## Task to carry out:
Could you write out the records below exactly as they appear, leaving out any pictures?

[Records from a collection]
———

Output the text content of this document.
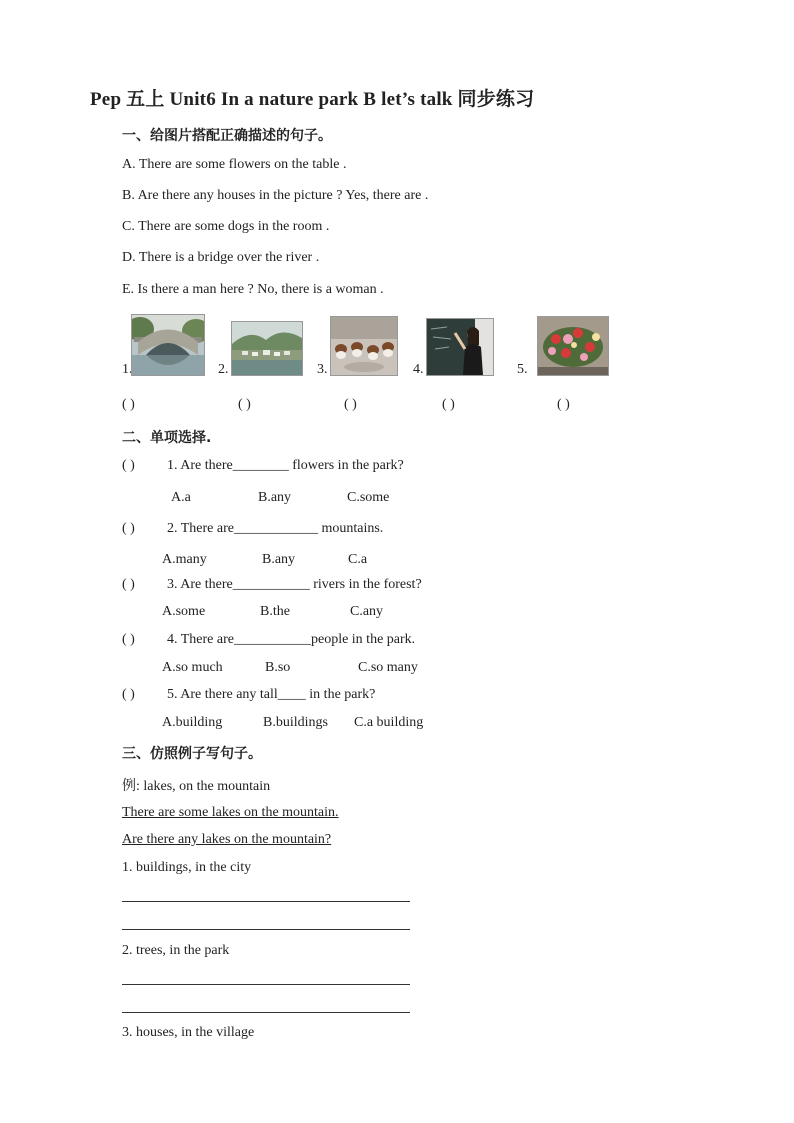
Pep 五上 Unit6 In a nature park B let’s talk 同步练习
一、给图片搭配正确描述的句子。
A. There are some flowers on the table .
B. Are there any houses in the picture ? Yes, there are .
C. There are some dogs in the room .
D. There is a bridge over the river .
E. Is there a man here ? No, there is a woman .
1.	2.	3.	4.	5.
( )	( )	( )	( )	( )
二、单项选择.
( ) 1. Are there________ flowers in the park?
A.a	B.any	C.some
( ) 2. There are____________ mountains.
A.many	B.any	C.a
( ) 3. Are there___________ rivers in the forest?
A.some	B.the	C.any
( ) 4. There are___________people in the park.
A.so much	B.so	C.so many
( ) 5. Are there any tall____ in the park?
A.building	B.buildings C.a building
三、仿照例子写句子。
例: lakes, on the mountain
There are some lakes on the mountain.
Are there any lakes on the mountain?
1. buildings, in the city
2. trees, in the park
3. houses, in the village
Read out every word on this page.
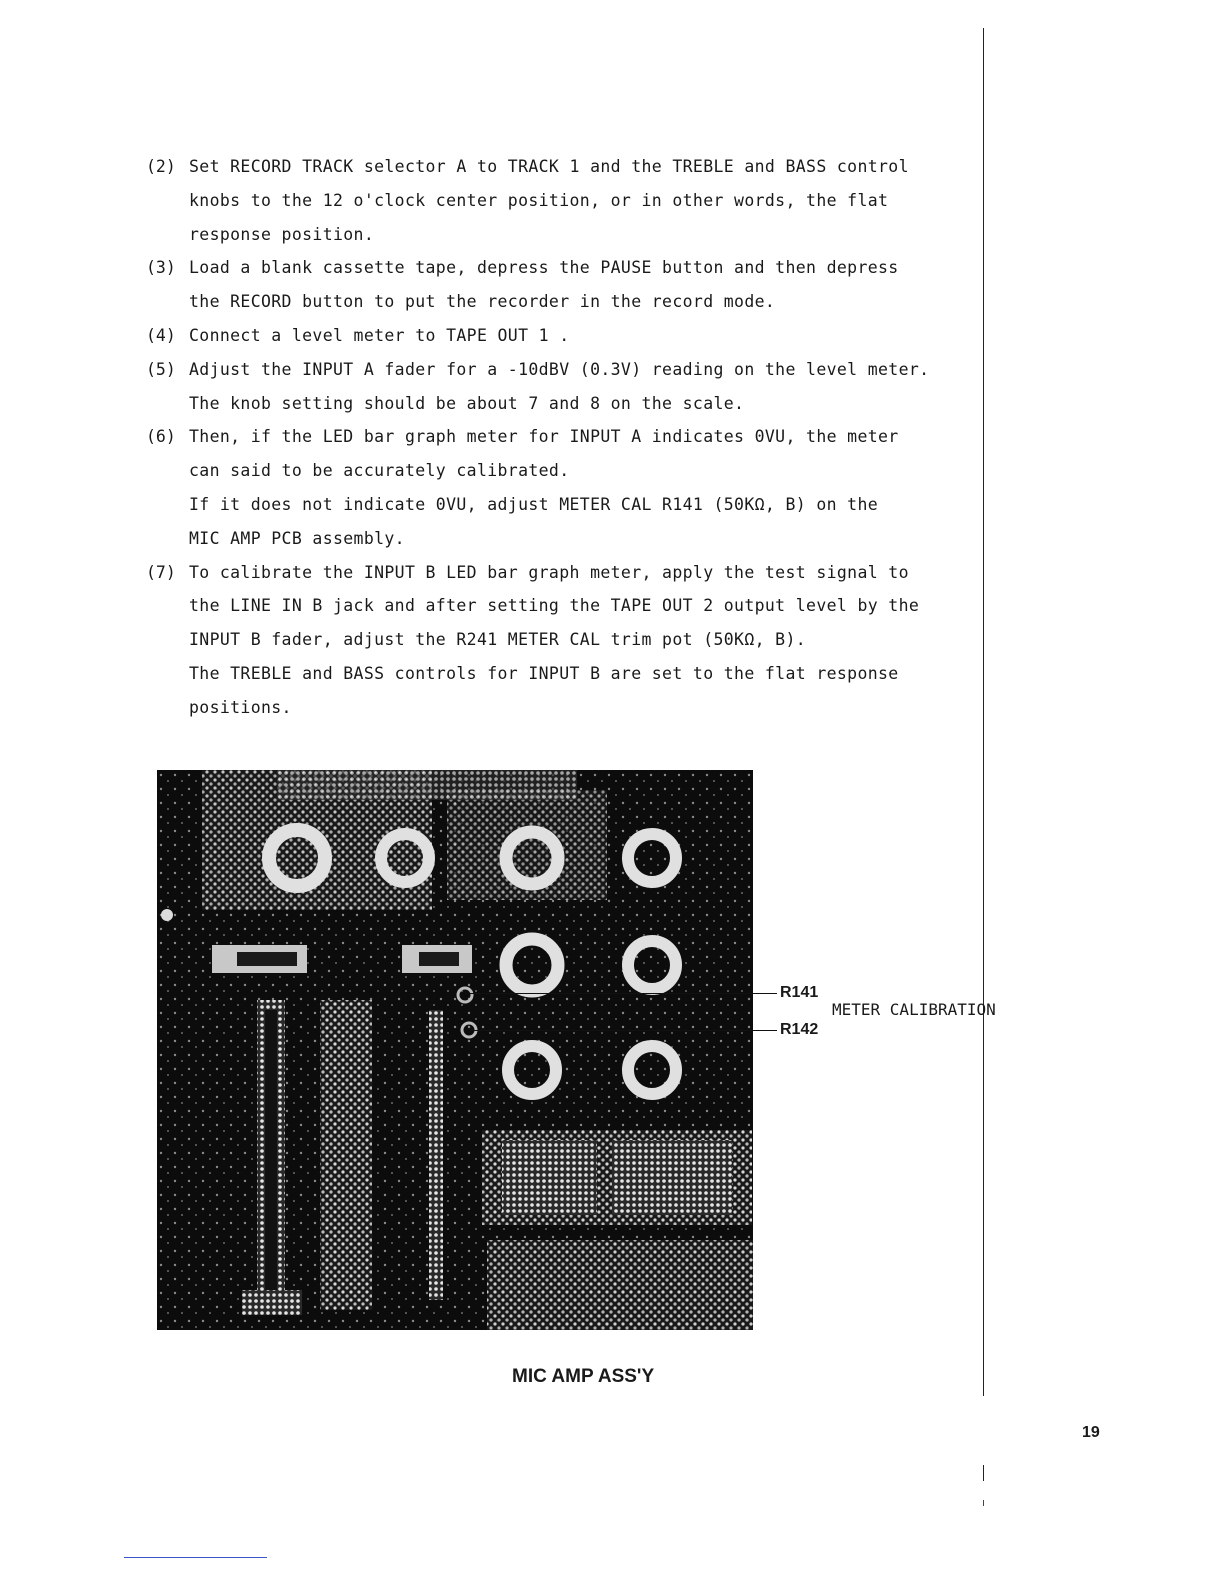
(2) Set RECORD TRACK selector A to TRACK 1 and the TREBLE and BASS control
knobs to the 12 o'clock center position, or in other words, the flat
response position.
(3) Load a blank cassette tape, depress the PAUSE button and then depress
the RECORD button to put the recorder in the record mode.
(4) Connect a level meter to TAPE OUT 1 .
(5) Adjust the INPUT A fader for a -10dBV (0.3V) reading on the level meter.
The knob setting should be about 7 and 8 on the scale.
(6) Then, if the LED bar graph meter for INPUT A indicates 0VU, the meter
can said to be accurately calibrated.
If it does not indicate 0VU, adjust METER CAL R141 (50KΩ, B) on the
MIC AMP PCB assembly.
(7) To calibrate the INPUT B LED bar graph meter, apply the test signal to
the LINE IN B jack and after setting the TAPE OUT 2 output level by the
INPUT B fader, adjust the R241 METER CAL trim pot (50KΩ, B).
The TREBLE and BASS controls for INPUT B are set to the flat response
positions.
R141
R142
METER CALIBRATION
MIC AMP ASS'Y
19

———

## Answer to the task:
Output the text content of this document.
Pep 五上 Unit6 In a nature park B let’s talk 同步练习
一、给图片搭配正确描述的句子。
A. There are some flowers on the table .
B. Are there any houses in the picture ? Yes, there are .
C. There are some dogs in the room .
D. There is a bridge over the river .
E. Is there a man here ? No, there is a woman .
1.	2.	3.	4.	5.
( )	( )	( )	( )	( )
二、单项选择.
( ) 1. Are there________ flowers in the park?
A.a	B.any	C.some
( ) 2. There are____________ mountains.
A.many	B.any	C.a
( ) 3. Are there___________ rivers in the forest?
A.some	B.the	C.any
( ) 4. There are___________people in the park.
A.so much	B.so	C.so many
( ) 5. Are there any tall____ in the park?
A.building	B.buildings C.a building
三、仿照例子写句子。
例: lakes, on the mountain
There are some lakes on the mountain.
Are there any lakes on the mountain?
1. buildings, in the city
2. trees, in the park
3. houses, in the village
Read out every word on this page.
(2) Set RECORD TRACK selector A to TRACK 1 and the TREBLE and BASS control
knobs to the 12 o'clock center position, or in other words, the flat
response position.
(3) Load a blank cassette tape, depress the PAUSE button and then depress
the RECORD button to put the recorder in the record mode.
(4) Connect a level meter to TAPE OUT 1 .
(5) Adjust the INPUT A fader for a -10dBV (0.3V) reading on the level meter.
The knob setting should be about 7 and 8 on the scale.
(6) Then, if the LED bar graph meter for INPUT A indicates 0VU, the meter
can said to be accurately calibrated.
If it does not indicate 0VU, adjust METER CAL R141 (50KΩ, B) on the
MIC AMP PCB assembly.
(7) To calibrate the INPUT B LED bar graph meter, apply the test signal to
the LINE IN B jack and after setting the TAPE OUT 2 output level by the
INPUT B fader, adjust the R241 METER CAL trim pot (50KΩ, B).
The TREBLE and BASS controls for INPUT B are set to the flat response
positions.
R141
R142
METER CALIBRATION
MIC AMP ASS'Y
19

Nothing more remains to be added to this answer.